> **Exercise task**: Please quote every line word for word.

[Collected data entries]

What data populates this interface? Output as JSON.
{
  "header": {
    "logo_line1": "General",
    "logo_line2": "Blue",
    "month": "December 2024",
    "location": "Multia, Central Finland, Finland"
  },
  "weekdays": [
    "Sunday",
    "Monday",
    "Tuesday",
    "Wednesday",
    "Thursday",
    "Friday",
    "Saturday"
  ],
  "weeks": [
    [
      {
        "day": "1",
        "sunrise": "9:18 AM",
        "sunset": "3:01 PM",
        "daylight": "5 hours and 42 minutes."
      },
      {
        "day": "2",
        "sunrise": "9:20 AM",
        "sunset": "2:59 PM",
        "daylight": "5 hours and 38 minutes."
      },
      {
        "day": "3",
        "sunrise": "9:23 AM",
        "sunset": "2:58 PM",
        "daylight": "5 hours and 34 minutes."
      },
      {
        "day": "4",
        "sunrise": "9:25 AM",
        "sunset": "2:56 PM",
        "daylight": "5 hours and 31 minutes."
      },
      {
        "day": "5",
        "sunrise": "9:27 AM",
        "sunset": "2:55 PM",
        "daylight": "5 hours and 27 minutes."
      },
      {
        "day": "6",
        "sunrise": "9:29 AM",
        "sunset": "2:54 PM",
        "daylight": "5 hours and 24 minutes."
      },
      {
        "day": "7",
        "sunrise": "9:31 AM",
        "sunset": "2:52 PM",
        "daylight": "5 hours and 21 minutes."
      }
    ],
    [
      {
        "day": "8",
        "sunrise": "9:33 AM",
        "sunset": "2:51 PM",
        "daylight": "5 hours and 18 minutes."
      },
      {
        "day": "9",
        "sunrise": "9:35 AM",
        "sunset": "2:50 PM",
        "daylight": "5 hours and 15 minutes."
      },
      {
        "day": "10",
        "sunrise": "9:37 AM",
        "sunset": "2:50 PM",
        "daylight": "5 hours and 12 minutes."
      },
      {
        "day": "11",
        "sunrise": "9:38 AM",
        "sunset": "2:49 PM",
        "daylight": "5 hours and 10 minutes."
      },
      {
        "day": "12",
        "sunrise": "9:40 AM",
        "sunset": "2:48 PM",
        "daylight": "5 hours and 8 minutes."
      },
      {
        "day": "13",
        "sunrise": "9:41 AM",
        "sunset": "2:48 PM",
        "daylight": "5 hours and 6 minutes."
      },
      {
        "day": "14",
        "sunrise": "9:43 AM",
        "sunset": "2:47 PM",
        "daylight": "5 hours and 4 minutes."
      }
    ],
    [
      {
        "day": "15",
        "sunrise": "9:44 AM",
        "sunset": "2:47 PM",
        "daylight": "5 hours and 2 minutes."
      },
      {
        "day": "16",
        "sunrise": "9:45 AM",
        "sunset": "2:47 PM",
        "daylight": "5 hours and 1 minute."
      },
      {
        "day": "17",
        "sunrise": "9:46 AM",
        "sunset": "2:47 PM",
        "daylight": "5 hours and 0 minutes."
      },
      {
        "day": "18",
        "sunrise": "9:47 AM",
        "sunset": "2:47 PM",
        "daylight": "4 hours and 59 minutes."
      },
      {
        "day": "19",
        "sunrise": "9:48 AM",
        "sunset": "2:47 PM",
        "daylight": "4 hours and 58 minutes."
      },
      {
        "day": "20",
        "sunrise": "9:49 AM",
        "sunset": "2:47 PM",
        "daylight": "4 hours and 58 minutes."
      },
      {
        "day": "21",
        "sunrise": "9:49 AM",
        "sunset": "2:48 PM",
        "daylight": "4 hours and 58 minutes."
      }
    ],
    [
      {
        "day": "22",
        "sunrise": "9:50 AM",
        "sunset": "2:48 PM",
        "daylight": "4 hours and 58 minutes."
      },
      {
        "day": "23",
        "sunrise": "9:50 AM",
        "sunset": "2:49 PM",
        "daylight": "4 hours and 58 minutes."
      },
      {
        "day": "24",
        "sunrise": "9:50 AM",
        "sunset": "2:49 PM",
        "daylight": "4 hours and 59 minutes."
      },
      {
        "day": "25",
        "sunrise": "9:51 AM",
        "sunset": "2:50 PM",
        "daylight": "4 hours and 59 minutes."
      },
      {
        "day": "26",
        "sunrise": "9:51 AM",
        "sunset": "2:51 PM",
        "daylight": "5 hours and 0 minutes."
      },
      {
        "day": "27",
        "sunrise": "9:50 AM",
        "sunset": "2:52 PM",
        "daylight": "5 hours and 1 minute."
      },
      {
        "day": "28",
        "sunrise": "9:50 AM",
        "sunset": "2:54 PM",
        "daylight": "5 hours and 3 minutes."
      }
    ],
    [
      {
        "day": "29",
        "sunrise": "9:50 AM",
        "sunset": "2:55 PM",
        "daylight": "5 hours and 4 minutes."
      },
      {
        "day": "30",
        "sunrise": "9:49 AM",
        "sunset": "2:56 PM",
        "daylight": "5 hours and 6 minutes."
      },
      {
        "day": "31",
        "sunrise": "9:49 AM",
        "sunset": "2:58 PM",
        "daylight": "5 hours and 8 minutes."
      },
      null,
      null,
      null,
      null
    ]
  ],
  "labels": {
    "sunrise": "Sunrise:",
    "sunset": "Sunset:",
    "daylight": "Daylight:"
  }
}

> **Correct output**:
What data populates this interface? Output as JSON.
{
  "header": {
    "logo_line1": "General",
    "logo_line2": "Blue",
    "month": "December 2024",
    "location": "Multia, Central Finland, Finland"
  },
  "weekdays": [
    "Sunday",
    "Monday",
    "Tuesday",
    "Wednesday",
    "Thursday",
    "Friday",
    "Saturday"
  ],
  "weeks": [
    [
      {
        "day": "1",
        "sunrise": "9:18 AM",
        "sunset": "3:01 PM",
        "daylight": "5 hours and 42 minutes."
      },
      {
        "day": "2",
        "sunrise": "9:20 AM",
        "sunset": "2:59 PM",
        "daylight": "5 hours and 38 minutes."
      },
      {
        "day": "3",
        "sunrise": "9:23 AM",
        "sunset": "2:58 PM",
        "daylight": "5 hours and 34 minutes."
      },
      {
        "day": "4",
        "sunrise": "9:25 AM",
        "sunset": "2:56 PM",
        "daylight": "5 hours and 31 minutes."
      },
      {
        "day": "5",
        "sunrise": "9:27 AM",
        "sunset": "2:55 PM",
        "daylight": "5 hours and 27 minutes."
      },
      {
        "day": "6",
        "sunrise": "9:29 AM",
        "sunset": "2:54 PM",
        "daylight": "5 hours and 24 minutes."
      },
      {
        "day": "7",
        "sunrise": "9:31 AM",
        "sunset": "2:52 PM",
        "daylight": "5 hours and 21 minutes."
      }
    ],
    [
      {
        "day": "8",
        "sunrise": "9:33 AM",
        "sunset": "2:51 PM",
        "daylight": "5 hours and 18 minutes."
      },
      {
        "day": "9",
        "sunrise": "9:35 AM",
        "sunset": "2:50 PM",
        "daylight": "5 hours and 15 minutes."
      },
      {
        "day": "10",
        "sunrise": "9:37 AM",
        "sunset": "2:50 PM",
        "daylight": "5 hours and 12 minutes."
      },
      {
        "day": "11",
        "sunrise": "9:38 AM",
        "sunset": "2:49 PM",
        "daylight": "5 hours and 10 minutes."
      },
      {
        "day": "12",
        "sunrise": "9:40 AM",
        "sunset": "2:48 PM",
        "daylight": "5 hours and 8 minutes."
      },
      {
        "day": "13",
        "sunrise": "9:41 AM",
        "sunset": "2:48 PM",
        "daylight": "5 hours and 6 minutes."
      },
      {
        "day": "14",
        "sunrise": "9:43 AM",
        "sunset": "2:47 PM",
        "daylight": "5 hours and 4 minutes."
      }
    ],
    [
      {
        "day": "15",
        "sunrise": "9:44 AM",
        "sunset": "2:47 PM",
        "daylight": "5 hours and 2 minutes."
      },
      {
        "day": "16",
        "sunrise": "9:45 AM",
        "sunset": "2:47 PM",
        "daylight": "5 hours and 1 minute."
      },
      {
        "day": "17",
        "sunrise": "9:46 AM",
        "sunset": "2:47 PM",
        "daylight": "5 hours and 0 minutes."
      },
      {
        "day": "18",
        "sunrise": "9:47 AM",
        "sunset": "2:47 PM",
        "daylight": "4 hours and 59 minutes."
      },
      {
        "day": "19",
        "sunrise": "9:48 AM",
        "sunset": "2:47 PM",
        "daylight": "4 hours and 58 minutes."
      },
      {
        "day": "20",
        "sunrise": "9:49 AM",
        "sunset": "2:47 PM",
        "daylight": "4 hours and 58 minutes."
      },
      {
        "day": "21",
        "sunrise": "9:49 AM",
        "sunset": "2:48 PM",
        "daylight": "4 hours and 58 minutes."
      }
    ],
    [
      {
        "day": "22",
        "sunrise": "9:50 AM",
        "sunset": "2:48 PM",
        "daylight": "4 hours and 58 minutes."
      },
      {
        "day": "23",
        "sunrise": "9:50 AM",
        "sunset": "2:49 PM",
        "daylight": "4 hours and 58 minutes."
      },
      {
        "day": "24",
        "sunrise": "9:50 AM",
        "sunset": "2:49 PM",
        "daylight": "4 hours and 59 minutes."
      },
      {
        "day": "25",
        "sunrise": "9:51 AM",
        "sunset": "2:50 PM",
        "daylight": "4 hours and 59 minutes."
      },
      {
        "day": "26",
        "sunrise": "9:51 AM",
        "sunset": "2:51 PM",
        "daylight": "5 hours and 0 minutes."
      },
      {
        "day": "27",
        "sunrise": "9:50 AM",
        "sunset": "2:52 PM",
        "daylight": "5 hours and 1 minute."
      },
      {
        "day": "28",
        "sunrise": "9:50 AM",
        "sunset": "2:54 PM",
        "daylight": "5 hours and 3 minutes."
      }
    ],
    [
      {
        "day": "29",
        "sunrise": "9:50 AM",
        "sunset": "2:55 PM",
        "daylight": "5 hours and 4 minutes."
      },
      {
        "day": "30",
        "sunrise": "9:49 AM",
        "sunset": "2:56 PM",
        "daylight": "5 hours and 6 minutes."
      },
      {
        "day": "31",
        "sunrise": "9:49 AM",
        "sunset": "2:58 PM",
        "daylight": "5 hours and 8 minutes."
      },
      null,
      null,
      null,
      null
    ]
  ],
  "labels": {
    "sunrise": "Sunrise:",
    "sunset": "Sunset:",
    "daylight": "Daylight:"
  }
}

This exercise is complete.